Figure record listings:
- - -

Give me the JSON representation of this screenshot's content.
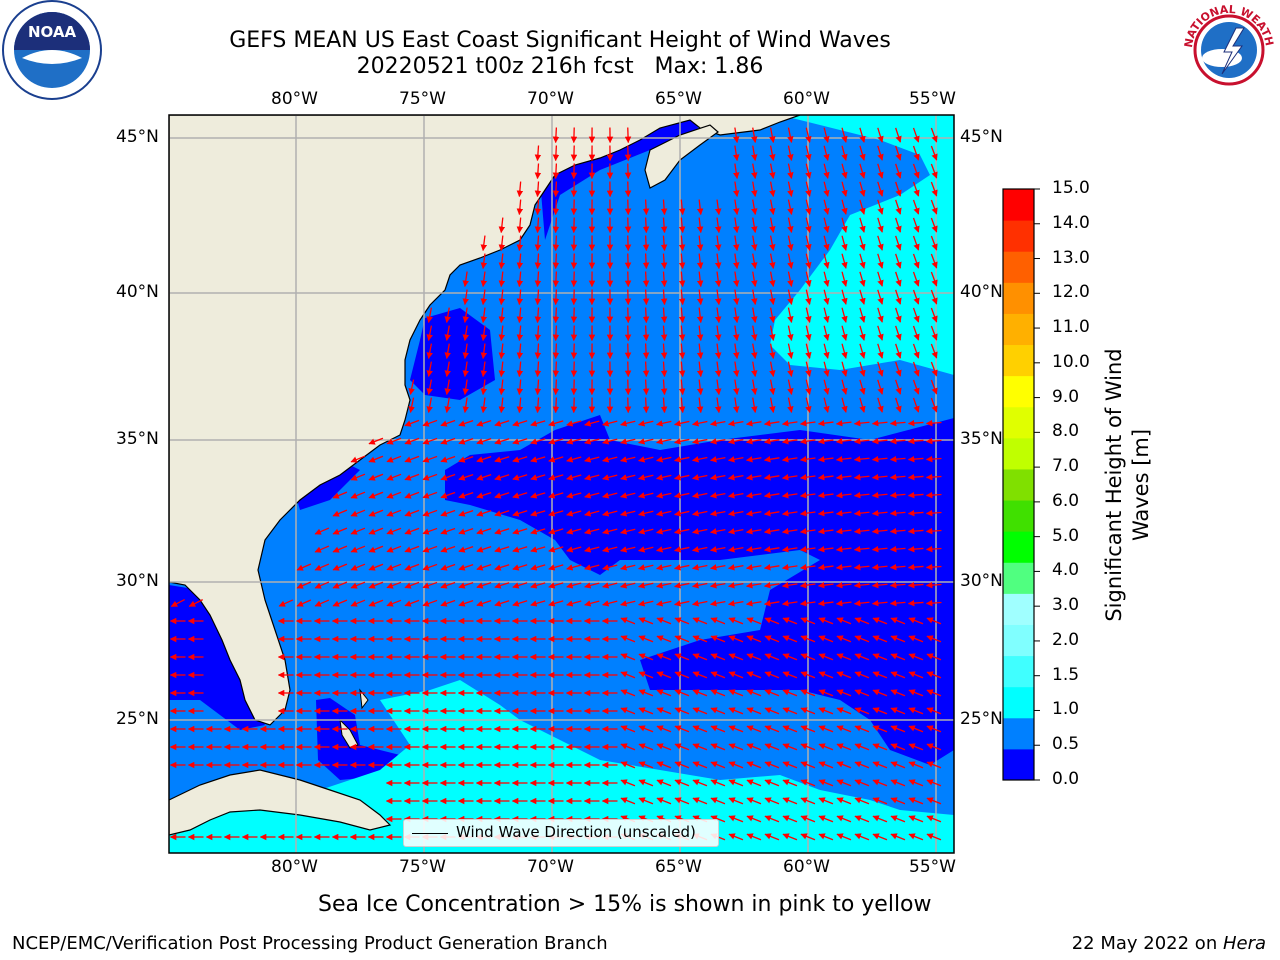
{
  "title": {
    "line1": "GEFS MEAN US East Coast Significant Height of Wind Waves",
    "line2": "20220521 t00z 216h fcst   Max: 1.86"
  },
  "map": {
    "lon_labels": [
      "80°W",
      "75°W",
      "70°W",
      "65°W",
      "60°W",
      "55°W"
    ],
    "lat_labels": [
      "45°N",
      "40°N",
      "35°N",
      "30°N",
      "25°N"
    ],
    "legend_label": "Wind Wave Direction (unscaled)",
    "colors": {
      "land": "#eeecdc",
      "ocean_low": "#0000ff",
      "ocean_mid": "#0080ff",
      "ocean_high": "#00ffff",
      "arrow": "#ff0000",
      "grid": "#b0b0b0"
    }
  },
  "colorbar": {
    "title_line1": "Significant Height of Wind",
    "title_line2": "Waves [m]",
    "ticks": [
      "15.0",
      "14.0",
      "13.0",
      "12.0",
      "11.0",
      "10.0",
      "9.0",
      "8.0",
      "7.0",
      "6.0",
      "5.0",
      "4.0",
      "3.0",
      "2.0",
      "1.5",
      "1.0",
      "0.5",
      "0.0"
    ],
    "colors": [
      "#0000ff",
      "#0080ff",
      "#00ffff",
      "#40ffff",
      "#80ffff",
      "#a0ffff",
      "#50ff80",
      "#00ff00",
      "#40e000",
      "#80e000",
      "#c0ff00",
      "#e0ff00",
      "#ffff00",
      "#ffd000",
      "#ffb000",
      "#ff9000",
      "#ff6000",
      "#ff3000",
      "#ff0000"
    ]
  },
  "footer": {
    "note": "Sea Ice Concentration > 15% is shown in pink to yellow",
    "left": "NCEP/EMC/Verification Post Processing Product Generation Branch",
    "right_date": "22 May 2022 on ",
    "right_host": "Hera"
  },
  "logos": {
    "left_name": "NOAA",
    "right_text": "NATIONAL WEATHER SERVICE"
  }
}
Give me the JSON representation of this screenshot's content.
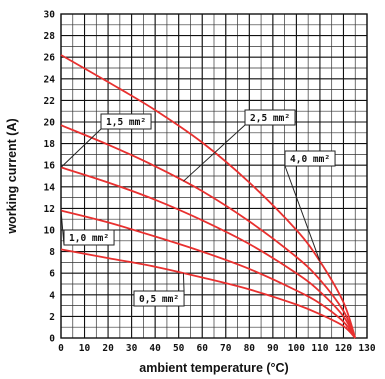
{
  "chart_data": {
    "type": "line",
    "title": "",
    "xlabel": "ambient temperature (°C)",
    "ylabel": "working current (A)",
    "xlim": [
      0,
      130
    ],
    "ylim": [
      0,
      30
    ],
    "x_ticks": [
      0,
      10,
      20,
      30,
      40,
      50,
      60,
      70,
      80,
      90,
      100,
      110,
      120,
      130
    ],
    "y_ticks": [
      0,
      2,
      4,
      6,
      8,
      10,
      12,
      14,
      16,
      18,
      20,
      22,
      24,
      26,
      28,
      30
    ],
    "grid": true,
    "line_color": "#e8302f",
    "series": [
      {
        "name": "0,5 mm²",
        "x": [
          0,
          20,
          40,
          60,
          80,
          100,
          110,
          120,
          125
        ],
        "y": [
          8.2,
          7.4,
          6.6,
          5.6,
          4.5,
          3.1,
          2.2,
          1.1,
          0
        ]
      },
      {
        "name": "1,0 mm²",
        "x": [
          0,
          20,
          40,
          60,
          80,
          100,
          110,
          120,
          125
        ],
        "y": [
          11.8,
          10.7,
          9.4,
          8.0,
          6.4,
          4.4,
          3.2,
          1.5,
          0
        ]
      },
      {
        "name": "1,5 mm²",
        "x": [
          0,
          20,
          40,
          60,
          80,
          100,
          110,
          120,
          125
        ],
        "y": [
          15.8,
          14.4,
          12.8,
          10.9,
          8.7,
          6.0,
          4.3,
          2.0,
          0
        ]
      },
      {
        "name": "2,5 mm²",
        "x": [
          0,
          20,
          40,
          60,
          80,
          100,
          110,
          120,
          125
        ],
        "y": [
          19.7,
          17.9,
          15.9,
          13.6,
          10.8,
          7.5,
          5.4,
          2.5,
          0
        ]
      },
      {
        "name": "4,0 mm²",
        "x": [
          0,
          20,
          40,
          60,
          80,
          100,
          110,
          120,
          125
        ],
        "y": [
          26.2,
          23.7,
          21.1,
          18.1,
          14.4,
          10.0,
          7.1,
          3.3,
          0
        ]
      }
    ],
    "annotations": [
      {
        "label": "1,5 mm²",
        "target_series": "1,5 mm²"
      },
      {
        "label": "2,5 mm²",
        "target_series": "2,5 mm²"
      },
      {
        "label": "4,0 mm²",
        "target_series": "4,0 mm²"
      },
      {
        "label": "1,0 mm²",
        "target_series": "1,0 mm²"
      },
      {
        "label": "0,5 mm²",
        "target_series": "0,5 mm²"
      }
    ]
  }
}
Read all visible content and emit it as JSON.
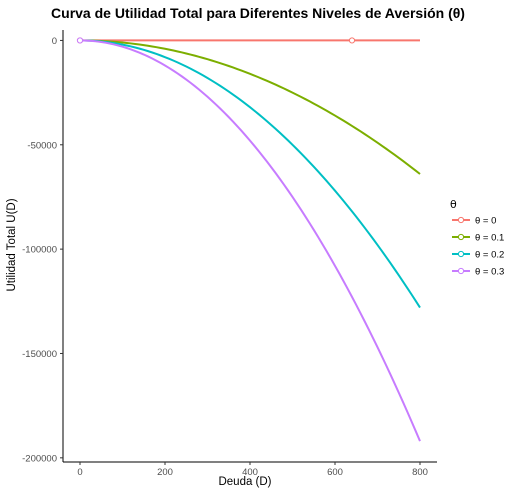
{
  "chart_data": {
    "type": "line",
    "title": "Curva de Utilidad Total para Diferentes Niveles de Aversión (θ)",
    "xlabel": "Deuda (D)",
    "ylabel": "Utilidad Total U(D)",
    "xlim": [
      0,
      800
    ],
    "ylim": [
      -200000,
      0
    ],
    "x_ticks": [
      0,
      200,
      400,
      600,
      800
    ],
    "x_tick_labels": [
      "0",
      "200",
      "400",
      "600",
      "800"
    ],
    "y_ticks": [
      0,
      -50000,
      -100000,
      -150000,
      -200000
    ],
    "y_tick_labels": [
      "0",
      "-50000",
      "-100000",
      "-150000",
      "-200000"
    ],
    "grid": false,
    "legend": {
      "title": "θ",
      "position": "right"
    },
    "x": [
      0,
      100,
      200,
      300,
      400,
      500,
      600,
      700,
      800
    ],
    "series": [
      {
        "name": "θ = 0",
        "color": "#F8766D",
        "values": [
          0,
          0,
          0,
          0,
          0,
          0,
          0,
          0,
          0
        ],
        "markers_at_x": [
          0,
          640
        ]
      },
      {
        "name": "θ = 0.1",
        "color": "#7CAE00",
        "values": [
          0,
          -1000,
          -4000,
          -9000,
          -16000,
          -25000,
          -36000,
          -49000,
          -64000
        ],
        "markers_at_x": []
      },
      {
        "name": "θ = 0.2",
        "color": "#00BFC4",
        "values": [
          0,
          -2000,
          -8000,
          -18000,
          -32000,
          -50000,
          -72000,
          -98000,
          -128000
        ],
        "markers_at_x": []
      },
      {
        "name": "θ = 0.3",
        "color": "#C77CFF",
        "values": [
          0,
          -3000,
          -12000,
          -27000,
          -48000,
          -75000,
          -108000,
          -147000,
          -192000
        ],
        "markers_at_x": [
          0
        ]
      }
    ]
  }
}
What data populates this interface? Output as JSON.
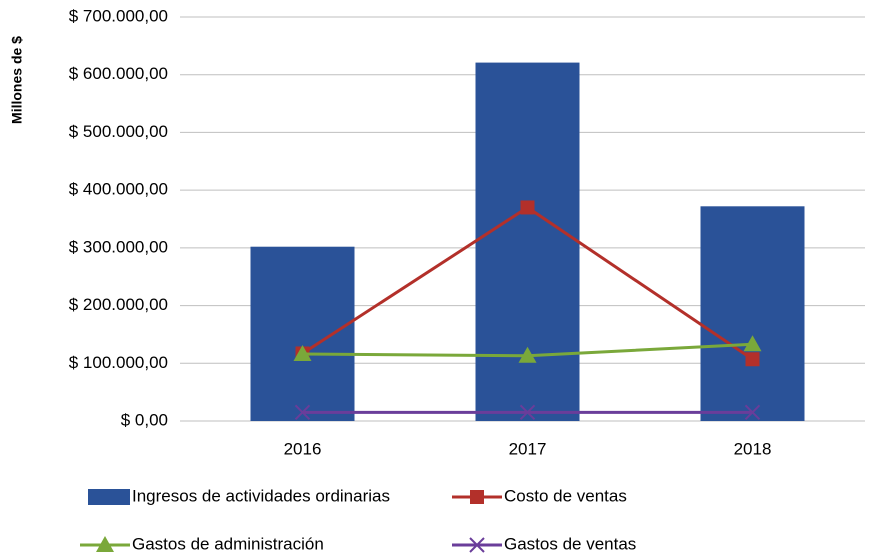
{
  "chart_data": {
    "type": "bar",
    "y_label": "Millones de $",
    "categories": [
      "2016",
      "2017",
      "2018"
    ],
    "series": [
      {
        "name": "Ingresos de actividades ordinarias",
        "type": "bar",
        "color": "#2a5298",
        "values": [
          302000,
          621000,
          372000
        ]
      },
      {
        "name": "Costo de ventas",
        "type": "line",
        "marker": "square",
        "color": "#b3302a",
        "values": [
          117000,
          370000,
          107000
        ]
      },
      {
        "name": "Gastos de administración",
        "type": "line",
        "marker": "triangle",
        "color": "#7aa83a",
        "values": [
          116000,
          113000,
          133000
        ]
      },
      {
        "name": "Gastos de ventas",
        "type": "line",
        "marker": "x",
        "color": "#6a3d9a",
        "values": [
          15000,
          15000,
          15000
        ]
      }
    ],
    "ylim": [
      0,
      700000
    ],
    "yticks": [
      {
        "value": 0,
        "label": "$ 0,00"
      },
      {
        "value": 100000,
        "label": "$ 100.000,00"
      },
      {
        "value": 200000,
        "label": "$ 200.000,00"
      },
      {
        "value": 300000,
        "label": "$ 300.000,00"
      },
      {
        "value": 400000,
        "label": "$ 400.000,00"
      },
      {
        "value": 500000,
        "label": "$ 500.000,00"
      },
      {
        "value": 600000,
        "label": "$ 600.000,00"
      },
      {
        "value": 700000,
        "label": "$ 700.000,00"
      }
    ],
    "grid": true
  }
}
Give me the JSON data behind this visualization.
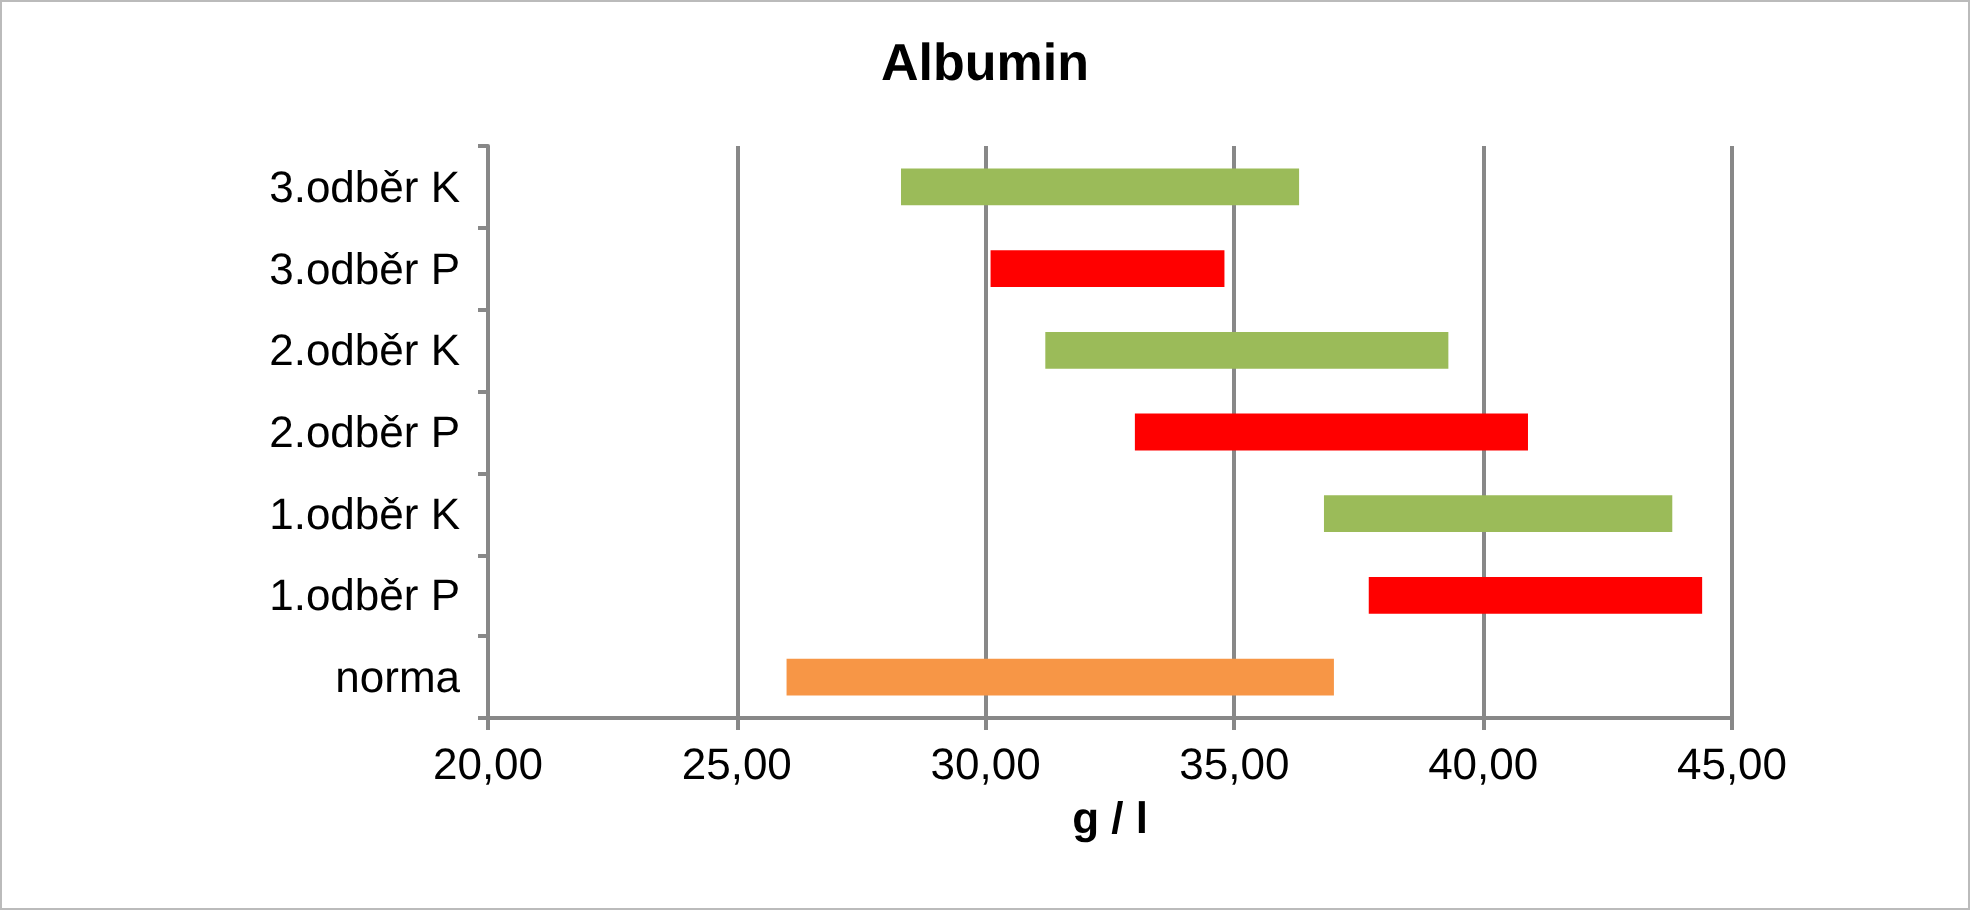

- - -

Provide the number of lines in these entries that hold the word "this", without any accompanying text.

# Completed task:
4